Pick out each line of the records in which the word "Administration" appears.
** START OF SUPPLIED INFORMATION **
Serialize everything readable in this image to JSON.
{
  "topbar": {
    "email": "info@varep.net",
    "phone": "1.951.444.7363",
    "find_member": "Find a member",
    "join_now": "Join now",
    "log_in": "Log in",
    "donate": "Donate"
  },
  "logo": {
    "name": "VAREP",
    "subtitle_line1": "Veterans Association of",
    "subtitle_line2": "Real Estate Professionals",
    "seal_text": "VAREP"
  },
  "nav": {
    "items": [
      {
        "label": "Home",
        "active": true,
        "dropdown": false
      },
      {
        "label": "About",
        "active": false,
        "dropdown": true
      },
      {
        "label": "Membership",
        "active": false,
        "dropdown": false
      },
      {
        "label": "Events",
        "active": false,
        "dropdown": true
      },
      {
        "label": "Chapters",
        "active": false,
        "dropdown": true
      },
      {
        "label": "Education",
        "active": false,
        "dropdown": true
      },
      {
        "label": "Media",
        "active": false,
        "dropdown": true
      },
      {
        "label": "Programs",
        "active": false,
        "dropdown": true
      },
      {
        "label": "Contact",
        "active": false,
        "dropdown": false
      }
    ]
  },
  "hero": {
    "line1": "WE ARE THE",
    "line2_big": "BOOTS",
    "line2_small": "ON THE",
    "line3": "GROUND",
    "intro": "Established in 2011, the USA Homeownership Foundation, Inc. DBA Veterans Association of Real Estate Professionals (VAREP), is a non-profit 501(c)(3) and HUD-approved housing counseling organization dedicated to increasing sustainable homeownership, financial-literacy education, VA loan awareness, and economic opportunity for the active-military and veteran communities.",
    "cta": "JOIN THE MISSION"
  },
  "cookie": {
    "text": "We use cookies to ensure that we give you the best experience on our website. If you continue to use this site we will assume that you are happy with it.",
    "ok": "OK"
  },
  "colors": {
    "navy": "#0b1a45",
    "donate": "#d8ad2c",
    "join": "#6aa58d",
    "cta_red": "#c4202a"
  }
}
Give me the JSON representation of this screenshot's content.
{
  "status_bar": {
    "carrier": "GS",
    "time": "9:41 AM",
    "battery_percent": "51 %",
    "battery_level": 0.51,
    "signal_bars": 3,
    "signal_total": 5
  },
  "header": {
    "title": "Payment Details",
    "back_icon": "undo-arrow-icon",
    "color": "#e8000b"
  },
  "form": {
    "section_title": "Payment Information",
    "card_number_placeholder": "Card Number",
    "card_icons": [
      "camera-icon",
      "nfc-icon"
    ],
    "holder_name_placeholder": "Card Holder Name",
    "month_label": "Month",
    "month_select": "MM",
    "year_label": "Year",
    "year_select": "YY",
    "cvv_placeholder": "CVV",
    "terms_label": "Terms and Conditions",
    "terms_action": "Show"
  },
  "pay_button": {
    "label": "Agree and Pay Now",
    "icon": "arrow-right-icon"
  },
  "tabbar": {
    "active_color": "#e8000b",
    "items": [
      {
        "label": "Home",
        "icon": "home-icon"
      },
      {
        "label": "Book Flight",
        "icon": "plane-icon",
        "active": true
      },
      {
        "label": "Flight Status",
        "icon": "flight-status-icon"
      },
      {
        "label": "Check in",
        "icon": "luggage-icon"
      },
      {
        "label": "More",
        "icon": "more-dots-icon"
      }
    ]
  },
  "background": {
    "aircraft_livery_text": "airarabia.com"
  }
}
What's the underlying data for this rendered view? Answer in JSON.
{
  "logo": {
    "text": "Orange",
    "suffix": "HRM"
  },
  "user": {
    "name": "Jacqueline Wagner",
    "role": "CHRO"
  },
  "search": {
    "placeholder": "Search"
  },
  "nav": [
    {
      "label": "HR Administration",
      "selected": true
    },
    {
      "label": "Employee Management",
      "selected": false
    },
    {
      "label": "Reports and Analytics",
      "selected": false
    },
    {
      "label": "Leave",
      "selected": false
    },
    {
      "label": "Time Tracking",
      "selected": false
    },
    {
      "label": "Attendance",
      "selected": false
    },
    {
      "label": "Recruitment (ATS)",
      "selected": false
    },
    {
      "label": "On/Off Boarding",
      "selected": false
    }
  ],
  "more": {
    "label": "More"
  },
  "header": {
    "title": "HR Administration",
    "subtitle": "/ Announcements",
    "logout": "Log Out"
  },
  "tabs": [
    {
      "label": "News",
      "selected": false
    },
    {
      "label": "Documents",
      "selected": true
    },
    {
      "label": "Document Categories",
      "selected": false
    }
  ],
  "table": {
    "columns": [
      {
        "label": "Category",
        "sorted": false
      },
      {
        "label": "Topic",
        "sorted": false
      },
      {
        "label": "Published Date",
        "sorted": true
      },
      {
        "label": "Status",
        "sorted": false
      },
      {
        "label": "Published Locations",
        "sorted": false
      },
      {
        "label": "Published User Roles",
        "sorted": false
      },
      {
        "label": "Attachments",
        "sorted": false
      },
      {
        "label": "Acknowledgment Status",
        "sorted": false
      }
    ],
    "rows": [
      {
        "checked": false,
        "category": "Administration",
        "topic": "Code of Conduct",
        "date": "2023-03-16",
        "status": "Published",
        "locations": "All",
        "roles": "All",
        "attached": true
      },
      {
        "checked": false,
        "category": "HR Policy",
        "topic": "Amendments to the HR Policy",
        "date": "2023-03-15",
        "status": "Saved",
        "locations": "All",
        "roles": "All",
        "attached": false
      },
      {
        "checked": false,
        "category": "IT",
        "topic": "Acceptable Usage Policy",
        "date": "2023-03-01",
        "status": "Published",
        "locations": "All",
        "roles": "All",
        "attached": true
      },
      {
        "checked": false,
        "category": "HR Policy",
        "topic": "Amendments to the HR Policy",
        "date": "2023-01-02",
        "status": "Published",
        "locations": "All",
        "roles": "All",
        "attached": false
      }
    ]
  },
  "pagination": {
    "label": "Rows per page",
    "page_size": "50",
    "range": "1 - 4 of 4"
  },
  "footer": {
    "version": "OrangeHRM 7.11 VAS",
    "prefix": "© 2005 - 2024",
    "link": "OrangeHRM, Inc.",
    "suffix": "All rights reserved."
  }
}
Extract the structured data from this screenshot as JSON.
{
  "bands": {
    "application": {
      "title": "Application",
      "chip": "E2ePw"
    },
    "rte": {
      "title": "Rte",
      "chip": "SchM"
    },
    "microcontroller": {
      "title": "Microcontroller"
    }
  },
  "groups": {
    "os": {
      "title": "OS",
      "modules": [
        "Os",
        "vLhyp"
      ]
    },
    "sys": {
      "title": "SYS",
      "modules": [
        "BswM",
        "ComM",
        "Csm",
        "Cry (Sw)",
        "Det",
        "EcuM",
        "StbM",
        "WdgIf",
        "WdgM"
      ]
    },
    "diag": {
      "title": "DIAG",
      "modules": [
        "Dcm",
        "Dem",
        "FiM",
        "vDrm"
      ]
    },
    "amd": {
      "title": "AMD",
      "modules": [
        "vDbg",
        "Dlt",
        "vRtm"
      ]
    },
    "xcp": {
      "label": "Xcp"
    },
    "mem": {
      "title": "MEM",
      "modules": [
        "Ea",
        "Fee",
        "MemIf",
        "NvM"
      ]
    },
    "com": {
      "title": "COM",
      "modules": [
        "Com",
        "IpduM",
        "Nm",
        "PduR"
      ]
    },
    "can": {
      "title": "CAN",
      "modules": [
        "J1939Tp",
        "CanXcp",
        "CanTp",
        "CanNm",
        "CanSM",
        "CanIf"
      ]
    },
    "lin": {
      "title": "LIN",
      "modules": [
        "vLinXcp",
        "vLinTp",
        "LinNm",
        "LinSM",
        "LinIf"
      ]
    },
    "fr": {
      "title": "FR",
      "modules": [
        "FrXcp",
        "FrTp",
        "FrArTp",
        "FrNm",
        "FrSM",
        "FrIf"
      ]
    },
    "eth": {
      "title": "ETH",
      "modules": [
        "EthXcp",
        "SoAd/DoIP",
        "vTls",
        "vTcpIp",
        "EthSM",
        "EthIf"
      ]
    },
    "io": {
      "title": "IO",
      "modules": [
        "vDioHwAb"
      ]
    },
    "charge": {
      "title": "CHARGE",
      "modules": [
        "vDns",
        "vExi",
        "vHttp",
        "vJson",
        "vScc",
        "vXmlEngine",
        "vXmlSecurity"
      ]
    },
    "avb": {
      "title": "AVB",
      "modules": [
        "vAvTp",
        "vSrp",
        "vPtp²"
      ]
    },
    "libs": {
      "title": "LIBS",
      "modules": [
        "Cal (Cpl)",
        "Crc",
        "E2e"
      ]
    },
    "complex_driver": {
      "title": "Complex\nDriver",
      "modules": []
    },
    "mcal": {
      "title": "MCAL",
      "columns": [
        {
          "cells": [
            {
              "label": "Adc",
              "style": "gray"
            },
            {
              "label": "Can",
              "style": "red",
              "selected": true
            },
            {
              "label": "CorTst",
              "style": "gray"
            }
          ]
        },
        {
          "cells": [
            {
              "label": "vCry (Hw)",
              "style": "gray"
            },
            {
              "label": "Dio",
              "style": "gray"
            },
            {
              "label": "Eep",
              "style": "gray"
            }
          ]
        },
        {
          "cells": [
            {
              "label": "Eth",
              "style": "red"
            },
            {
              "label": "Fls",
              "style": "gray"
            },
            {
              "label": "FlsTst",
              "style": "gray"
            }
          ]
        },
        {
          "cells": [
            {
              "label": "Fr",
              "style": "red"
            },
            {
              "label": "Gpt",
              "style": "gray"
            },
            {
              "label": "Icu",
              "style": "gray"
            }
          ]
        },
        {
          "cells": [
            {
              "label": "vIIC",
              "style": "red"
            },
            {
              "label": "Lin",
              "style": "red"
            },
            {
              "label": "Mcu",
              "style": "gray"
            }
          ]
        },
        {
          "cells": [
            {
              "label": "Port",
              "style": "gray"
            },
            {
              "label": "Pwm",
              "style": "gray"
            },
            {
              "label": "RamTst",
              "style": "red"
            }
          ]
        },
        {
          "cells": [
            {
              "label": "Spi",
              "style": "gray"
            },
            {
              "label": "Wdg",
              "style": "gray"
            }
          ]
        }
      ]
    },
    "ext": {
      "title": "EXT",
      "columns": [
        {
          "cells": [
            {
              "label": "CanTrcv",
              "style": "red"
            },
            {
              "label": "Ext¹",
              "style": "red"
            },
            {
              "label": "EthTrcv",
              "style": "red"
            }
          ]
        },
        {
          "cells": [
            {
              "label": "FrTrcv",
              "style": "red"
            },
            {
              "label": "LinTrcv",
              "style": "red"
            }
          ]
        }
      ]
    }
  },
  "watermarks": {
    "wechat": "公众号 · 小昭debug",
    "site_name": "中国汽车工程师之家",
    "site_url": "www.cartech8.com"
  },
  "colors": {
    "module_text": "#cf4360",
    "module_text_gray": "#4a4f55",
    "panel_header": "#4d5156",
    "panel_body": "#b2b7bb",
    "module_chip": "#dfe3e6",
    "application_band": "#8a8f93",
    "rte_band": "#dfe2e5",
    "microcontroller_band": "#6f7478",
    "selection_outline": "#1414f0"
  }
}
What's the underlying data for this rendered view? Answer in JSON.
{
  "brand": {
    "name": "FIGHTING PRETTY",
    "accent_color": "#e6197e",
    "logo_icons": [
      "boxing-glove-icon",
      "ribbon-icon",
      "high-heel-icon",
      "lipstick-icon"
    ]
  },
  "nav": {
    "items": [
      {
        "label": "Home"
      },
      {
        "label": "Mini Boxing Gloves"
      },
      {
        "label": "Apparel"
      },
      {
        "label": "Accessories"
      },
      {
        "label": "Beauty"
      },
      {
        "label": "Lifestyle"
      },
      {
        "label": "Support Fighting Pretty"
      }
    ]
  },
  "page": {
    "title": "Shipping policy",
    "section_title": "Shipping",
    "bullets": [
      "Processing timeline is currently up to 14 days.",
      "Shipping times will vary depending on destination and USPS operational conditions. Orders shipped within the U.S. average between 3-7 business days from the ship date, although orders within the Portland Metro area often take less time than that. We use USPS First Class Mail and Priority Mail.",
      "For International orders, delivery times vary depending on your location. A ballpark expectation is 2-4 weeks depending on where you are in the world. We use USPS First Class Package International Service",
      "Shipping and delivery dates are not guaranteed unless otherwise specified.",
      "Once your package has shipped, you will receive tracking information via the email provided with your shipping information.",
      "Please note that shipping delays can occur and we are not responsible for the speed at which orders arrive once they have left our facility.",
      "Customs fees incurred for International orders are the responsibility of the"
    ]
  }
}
** END OF SUPPLIED INFORMATION **
[EXERCISE OUTPUT]:
      "label": "HR Administration",
    "title": "HR Administration",
        "category": "Administration",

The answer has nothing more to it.